─── Data

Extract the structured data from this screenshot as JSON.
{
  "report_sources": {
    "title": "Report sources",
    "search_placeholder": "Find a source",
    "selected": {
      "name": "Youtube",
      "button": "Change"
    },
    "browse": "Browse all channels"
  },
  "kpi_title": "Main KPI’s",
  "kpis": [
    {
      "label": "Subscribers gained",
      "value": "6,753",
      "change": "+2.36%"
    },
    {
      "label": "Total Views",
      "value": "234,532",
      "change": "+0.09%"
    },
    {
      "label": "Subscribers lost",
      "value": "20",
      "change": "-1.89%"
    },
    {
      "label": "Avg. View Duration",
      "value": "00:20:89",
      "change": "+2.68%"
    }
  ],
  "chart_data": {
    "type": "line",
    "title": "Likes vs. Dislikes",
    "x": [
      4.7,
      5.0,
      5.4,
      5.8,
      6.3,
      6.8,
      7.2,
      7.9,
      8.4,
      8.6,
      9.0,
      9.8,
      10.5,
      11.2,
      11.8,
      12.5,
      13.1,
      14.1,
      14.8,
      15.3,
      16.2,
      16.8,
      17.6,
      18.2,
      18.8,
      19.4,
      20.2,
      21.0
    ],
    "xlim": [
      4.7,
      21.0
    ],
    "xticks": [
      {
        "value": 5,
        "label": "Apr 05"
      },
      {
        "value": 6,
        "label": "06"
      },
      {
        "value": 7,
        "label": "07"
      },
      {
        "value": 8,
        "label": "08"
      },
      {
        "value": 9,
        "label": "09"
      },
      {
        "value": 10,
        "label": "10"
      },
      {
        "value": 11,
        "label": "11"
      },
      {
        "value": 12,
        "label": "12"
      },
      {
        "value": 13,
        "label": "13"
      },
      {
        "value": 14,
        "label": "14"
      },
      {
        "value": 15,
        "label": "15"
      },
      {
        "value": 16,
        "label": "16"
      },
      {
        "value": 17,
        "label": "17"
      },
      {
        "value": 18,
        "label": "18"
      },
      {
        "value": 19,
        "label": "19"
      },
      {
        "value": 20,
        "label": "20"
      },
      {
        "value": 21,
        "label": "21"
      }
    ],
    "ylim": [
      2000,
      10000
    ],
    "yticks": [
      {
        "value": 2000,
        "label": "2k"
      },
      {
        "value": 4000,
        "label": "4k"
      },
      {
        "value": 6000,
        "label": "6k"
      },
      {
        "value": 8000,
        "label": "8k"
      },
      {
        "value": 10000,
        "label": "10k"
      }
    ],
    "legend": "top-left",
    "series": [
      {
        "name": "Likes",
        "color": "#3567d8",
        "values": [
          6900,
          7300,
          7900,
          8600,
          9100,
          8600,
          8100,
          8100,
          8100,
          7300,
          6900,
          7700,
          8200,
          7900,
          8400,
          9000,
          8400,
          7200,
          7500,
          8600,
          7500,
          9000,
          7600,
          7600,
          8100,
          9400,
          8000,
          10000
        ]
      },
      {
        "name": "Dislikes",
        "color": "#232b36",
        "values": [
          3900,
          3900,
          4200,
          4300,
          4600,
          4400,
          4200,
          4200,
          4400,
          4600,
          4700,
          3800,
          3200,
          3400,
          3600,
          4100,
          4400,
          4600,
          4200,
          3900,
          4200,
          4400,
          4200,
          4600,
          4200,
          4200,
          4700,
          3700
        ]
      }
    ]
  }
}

──────

▶ **Short exercise**:
Copy every record exactly as presented.

▶ **Output of the task**:
Extract the structured data from this screenshot as JSON.
{
  "report_sources": {
    "title": "Report sources",
    "search_placeholder": "Find a source",
    "selected": {
      "name": "Youtube",
      "button": "Change"
    },
    "browse": "Browse all channels"
  },
  "kpi_title": "Main KPI’s",
  "kpis": [
    {
      "label": "Subscribers gained",
      "value": "6,753",
      "change": "+2.36%"
    },
    {
      "label": "Total Views",
      "value": "234,532",
      "change": "+0.09%"
    },
    {
      "label": "Subscribers lost",
      "value": "20",
      "change": "-1.89%"
    },
    {
      "label": "Avg. View Duration",
      "value": "00:20:89",
      "change": "+2.68%"
    }
  ],
  "chart_data": {
    "type": "line",
    "title": "Likes vs. Dislikes",
    "x": [
      4.7,
      5.0,
      5.4,
      5.8,
      6.3,
      6.8,
      7.2,
      7.9,
      8.4,
      8.6,
      9.0,
      9.8,
      10.5,
      11.2,
      11.8,
      12.5,
      13.1,
      14.1,
      14.8,
      15.3,
      16.2,
      16.8,
      17.6,
      18.2,
      18.8,
      19.4,
      20.2,
      21.0
    ],
    "xlim": [
      4.7,
      21.0
    ],
    "xticks": [
      {
        "value": 5,
        "label": "Apr 05"
      },
      {
        "value": 6,
        "label": "06"
      },
      {
        "value": 7,
        "label": "07"
      },
      {
        "value": 8,
        "label": "08"
      },
      {
        "value": 9,
        "label": "09"
      },
      {
        "value": 10,
        "label": "10"
      },
      {
        "value": 11,
        "label": "11"
      },
      {
        "value": 12,
        "label": "12"
      },
      {
        "value": 13,
        "label": "13"
      },
      {
        "value": 14,
        "label": "14"
      },
      {
        "value": 15,
        "label": "15"
      },
      {
        "value": 16,
        "label": "16"
      },
      {
        "value": 17,
        "label": "17"
      },
      {
        "value": 18,
        "label": "18"
      },
      {
        "value": 19,
        "label": "19"
      },
      {
        "value": 20,
        "label": "20"
      },
      {
        "value": 21,
        "label": "21"
      }
    ],
    "ylim": [
      2000,
      10000
    ],
    "yticks": [
      {
        "value": 2000,
        "label": "2k"
      },
      {
        "value": 4000,
        "label": "4k"
      },
      {
        "value": 6000,
        "label": "6k"
      },
      {
        "value": 8000,
        "label": "8k"
      },
      {
        "value": 10000,
        "label": "10k"
      }
    ],
    "legend": "top-left",
    "series": [
      {
        "name": "Likes",
        "color": "#3567d8",
        "values": [
          6900,
          7300,
          7900,
          8600,
          9100,
          8600,
          8100,
          8100,
          8100,
          7300,
          6900,
          7700,
          8200,
          7900,
          8400,
          9000,
          8400,
          7200,
          7500,
          8600,
          7500,
          9000,
          7600,
          7600,
          8100,
          9400,
          8000,
          10000
        ]
      },
      {
        "name": "Dislikes",
        "color": "#232b36",
        "values": [
          3900,
          3900,
          4200,
          4300,
          4600,
          4400,
          4200,
          4200,
          4400,
          4600,
          4700,
          3800,
          3200,
          3400,
          3600,
          4100,
          4400,
          4600,
          4200,
          3900,
          4200,
          4400,
          4200,
          4600,
          4200,
          4200,
          4700,
          3700
        ]
      }
    ]
  }
}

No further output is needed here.